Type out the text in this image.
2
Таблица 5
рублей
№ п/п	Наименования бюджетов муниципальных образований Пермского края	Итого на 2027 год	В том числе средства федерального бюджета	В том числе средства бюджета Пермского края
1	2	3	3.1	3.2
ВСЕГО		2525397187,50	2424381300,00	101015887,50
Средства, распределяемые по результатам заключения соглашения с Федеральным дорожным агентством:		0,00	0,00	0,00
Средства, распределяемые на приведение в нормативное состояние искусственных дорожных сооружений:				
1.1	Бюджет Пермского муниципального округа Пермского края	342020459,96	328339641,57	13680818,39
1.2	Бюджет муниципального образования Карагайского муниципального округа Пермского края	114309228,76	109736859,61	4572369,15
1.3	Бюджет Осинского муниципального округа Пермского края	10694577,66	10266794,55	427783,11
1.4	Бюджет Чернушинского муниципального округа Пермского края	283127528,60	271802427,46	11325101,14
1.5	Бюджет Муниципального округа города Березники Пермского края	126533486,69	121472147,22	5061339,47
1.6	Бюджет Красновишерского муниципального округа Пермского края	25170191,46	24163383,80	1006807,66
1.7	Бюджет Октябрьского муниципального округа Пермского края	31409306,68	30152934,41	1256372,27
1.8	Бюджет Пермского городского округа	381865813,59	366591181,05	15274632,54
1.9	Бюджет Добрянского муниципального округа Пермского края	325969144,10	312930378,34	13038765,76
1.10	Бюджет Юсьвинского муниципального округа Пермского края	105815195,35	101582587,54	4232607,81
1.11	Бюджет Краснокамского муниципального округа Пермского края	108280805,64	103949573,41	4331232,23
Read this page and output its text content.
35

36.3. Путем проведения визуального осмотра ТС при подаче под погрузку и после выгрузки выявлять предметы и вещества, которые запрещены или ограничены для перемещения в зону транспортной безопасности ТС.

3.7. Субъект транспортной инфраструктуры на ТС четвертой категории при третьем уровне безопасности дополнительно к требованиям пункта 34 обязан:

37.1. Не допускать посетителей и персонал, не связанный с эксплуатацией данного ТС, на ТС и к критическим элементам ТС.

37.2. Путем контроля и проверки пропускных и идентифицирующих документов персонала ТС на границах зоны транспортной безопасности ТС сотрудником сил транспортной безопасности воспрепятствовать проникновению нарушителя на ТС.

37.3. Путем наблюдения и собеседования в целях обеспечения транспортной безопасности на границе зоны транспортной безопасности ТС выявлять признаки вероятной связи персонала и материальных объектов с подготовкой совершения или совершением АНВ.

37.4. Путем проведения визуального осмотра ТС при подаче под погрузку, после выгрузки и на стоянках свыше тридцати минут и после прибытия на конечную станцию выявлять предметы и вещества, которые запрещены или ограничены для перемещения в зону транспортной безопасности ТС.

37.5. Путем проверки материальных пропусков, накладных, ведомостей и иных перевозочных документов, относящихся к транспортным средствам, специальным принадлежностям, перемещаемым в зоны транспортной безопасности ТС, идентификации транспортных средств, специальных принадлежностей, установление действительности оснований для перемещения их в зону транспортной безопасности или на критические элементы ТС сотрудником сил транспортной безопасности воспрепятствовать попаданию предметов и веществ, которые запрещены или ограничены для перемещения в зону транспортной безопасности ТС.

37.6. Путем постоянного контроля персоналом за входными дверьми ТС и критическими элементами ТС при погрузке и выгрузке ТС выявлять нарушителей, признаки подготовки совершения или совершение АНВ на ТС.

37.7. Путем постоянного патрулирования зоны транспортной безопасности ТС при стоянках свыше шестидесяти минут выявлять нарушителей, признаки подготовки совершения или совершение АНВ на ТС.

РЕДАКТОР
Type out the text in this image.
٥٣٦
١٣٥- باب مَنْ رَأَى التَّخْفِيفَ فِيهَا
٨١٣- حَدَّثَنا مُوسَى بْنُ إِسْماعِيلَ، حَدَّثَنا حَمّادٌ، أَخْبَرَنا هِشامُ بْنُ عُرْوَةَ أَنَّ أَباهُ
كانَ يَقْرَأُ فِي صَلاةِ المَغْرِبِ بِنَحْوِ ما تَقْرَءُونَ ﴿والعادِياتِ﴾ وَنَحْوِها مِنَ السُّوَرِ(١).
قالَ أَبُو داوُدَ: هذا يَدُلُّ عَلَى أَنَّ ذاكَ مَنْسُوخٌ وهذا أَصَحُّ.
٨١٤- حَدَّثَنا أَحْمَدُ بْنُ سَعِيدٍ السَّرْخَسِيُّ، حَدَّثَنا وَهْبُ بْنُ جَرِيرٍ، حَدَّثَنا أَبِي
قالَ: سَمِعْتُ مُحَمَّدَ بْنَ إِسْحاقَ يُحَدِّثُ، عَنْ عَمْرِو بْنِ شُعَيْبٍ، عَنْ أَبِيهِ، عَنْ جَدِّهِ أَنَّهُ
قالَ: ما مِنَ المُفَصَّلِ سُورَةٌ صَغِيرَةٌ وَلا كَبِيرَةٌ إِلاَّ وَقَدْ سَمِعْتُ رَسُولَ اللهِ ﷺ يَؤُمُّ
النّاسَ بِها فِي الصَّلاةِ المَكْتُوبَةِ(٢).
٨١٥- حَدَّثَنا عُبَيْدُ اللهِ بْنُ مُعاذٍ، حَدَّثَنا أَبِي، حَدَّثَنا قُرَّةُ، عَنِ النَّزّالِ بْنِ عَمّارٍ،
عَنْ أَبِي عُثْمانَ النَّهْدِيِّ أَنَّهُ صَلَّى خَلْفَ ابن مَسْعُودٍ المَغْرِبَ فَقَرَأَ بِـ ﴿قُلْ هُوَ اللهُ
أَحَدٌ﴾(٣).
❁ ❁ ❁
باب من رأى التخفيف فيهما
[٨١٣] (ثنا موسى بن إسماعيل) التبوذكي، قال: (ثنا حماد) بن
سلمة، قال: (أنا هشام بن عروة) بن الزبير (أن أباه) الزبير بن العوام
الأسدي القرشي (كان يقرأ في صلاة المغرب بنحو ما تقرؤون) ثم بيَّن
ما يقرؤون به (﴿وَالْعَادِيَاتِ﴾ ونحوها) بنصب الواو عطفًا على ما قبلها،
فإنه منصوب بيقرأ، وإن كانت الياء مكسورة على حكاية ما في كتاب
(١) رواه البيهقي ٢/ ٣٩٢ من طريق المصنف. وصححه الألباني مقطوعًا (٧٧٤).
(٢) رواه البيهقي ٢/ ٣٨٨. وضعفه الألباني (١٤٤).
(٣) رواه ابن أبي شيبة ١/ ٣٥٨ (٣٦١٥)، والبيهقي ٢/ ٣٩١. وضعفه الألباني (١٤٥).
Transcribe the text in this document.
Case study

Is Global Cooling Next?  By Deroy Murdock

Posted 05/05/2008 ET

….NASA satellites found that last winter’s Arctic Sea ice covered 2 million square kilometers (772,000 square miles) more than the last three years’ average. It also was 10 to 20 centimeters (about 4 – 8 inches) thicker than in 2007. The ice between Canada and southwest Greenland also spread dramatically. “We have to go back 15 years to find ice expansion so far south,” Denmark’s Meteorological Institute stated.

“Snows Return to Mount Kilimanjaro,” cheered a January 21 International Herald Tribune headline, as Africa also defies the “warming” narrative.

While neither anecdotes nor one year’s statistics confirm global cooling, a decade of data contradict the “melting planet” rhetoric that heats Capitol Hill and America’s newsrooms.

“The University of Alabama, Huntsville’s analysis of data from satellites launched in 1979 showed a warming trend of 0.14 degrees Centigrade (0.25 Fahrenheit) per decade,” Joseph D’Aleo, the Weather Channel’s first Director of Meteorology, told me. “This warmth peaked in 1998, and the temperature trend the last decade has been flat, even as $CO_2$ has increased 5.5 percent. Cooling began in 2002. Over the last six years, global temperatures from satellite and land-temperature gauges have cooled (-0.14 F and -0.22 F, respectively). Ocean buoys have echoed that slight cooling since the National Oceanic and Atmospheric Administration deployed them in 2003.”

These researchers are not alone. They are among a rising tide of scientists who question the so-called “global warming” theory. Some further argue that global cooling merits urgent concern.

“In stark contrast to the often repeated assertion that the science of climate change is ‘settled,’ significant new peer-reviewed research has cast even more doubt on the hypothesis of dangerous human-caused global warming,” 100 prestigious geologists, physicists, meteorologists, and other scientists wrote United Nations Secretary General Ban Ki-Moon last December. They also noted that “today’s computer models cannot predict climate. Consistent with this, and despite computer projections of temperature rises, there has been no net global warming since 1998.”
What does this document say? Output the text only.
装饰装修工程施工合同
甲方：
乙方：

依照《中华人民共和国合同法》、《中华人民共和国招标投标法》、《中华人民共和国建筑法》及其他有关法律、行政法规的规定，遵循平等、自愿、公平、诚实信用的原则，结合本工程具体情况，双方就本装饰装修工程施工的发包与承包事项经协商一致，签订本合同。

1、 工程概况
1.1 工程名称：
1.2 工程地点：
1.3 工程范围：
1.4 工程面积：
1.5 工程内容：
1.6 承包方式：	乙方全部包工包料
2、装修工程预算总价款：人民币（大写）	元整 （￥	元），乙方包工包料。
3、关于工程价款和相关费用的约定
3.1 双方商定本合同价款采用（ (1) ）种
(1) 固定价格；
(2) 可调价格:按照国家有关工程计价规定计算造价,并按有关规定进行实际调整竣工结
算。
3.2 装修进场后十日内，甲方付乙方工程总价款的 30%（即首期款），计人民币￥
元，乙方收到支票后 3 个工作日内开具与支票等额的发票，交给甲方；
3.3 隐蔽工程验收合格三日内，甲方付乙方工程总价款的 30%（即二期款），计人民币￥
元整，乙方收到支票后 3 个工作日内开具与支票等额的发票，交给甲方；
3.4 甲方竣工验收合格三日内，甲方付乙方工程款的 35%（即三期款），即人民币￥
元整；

__DIRECTIVE__: Collect the complete line wherever the string "сотрудником" appears in the records.

__SOLVED EXERCISE__:
37.2. Путем контроля и проверки пропускных и идентифицирующих документов персонала ТС на границах зоны транспортной безопасности ТС сотрудником сил транспортной безопасности воспрепятствовать проникновению нарушителя на ТС.
37.5. Путем проверки материальных пропусков, накладных, ведомостей и иных перевозочных документов, относящихся к транспортным средствам, специальным принадлежностям, перемещаемым в зоны транспортной безопасности ТС, идентификации транспортных средств, специальных принадлежностей, установление действительности оснований для перемещения их в зону транспортной безопасности или на критические элементы ТС сотрудником сил транспортной безопасности воспрепятствовать попаданию предметов и веществ, которые запрещены или ограничены для перемещения в зону транспортной безопасности ТС.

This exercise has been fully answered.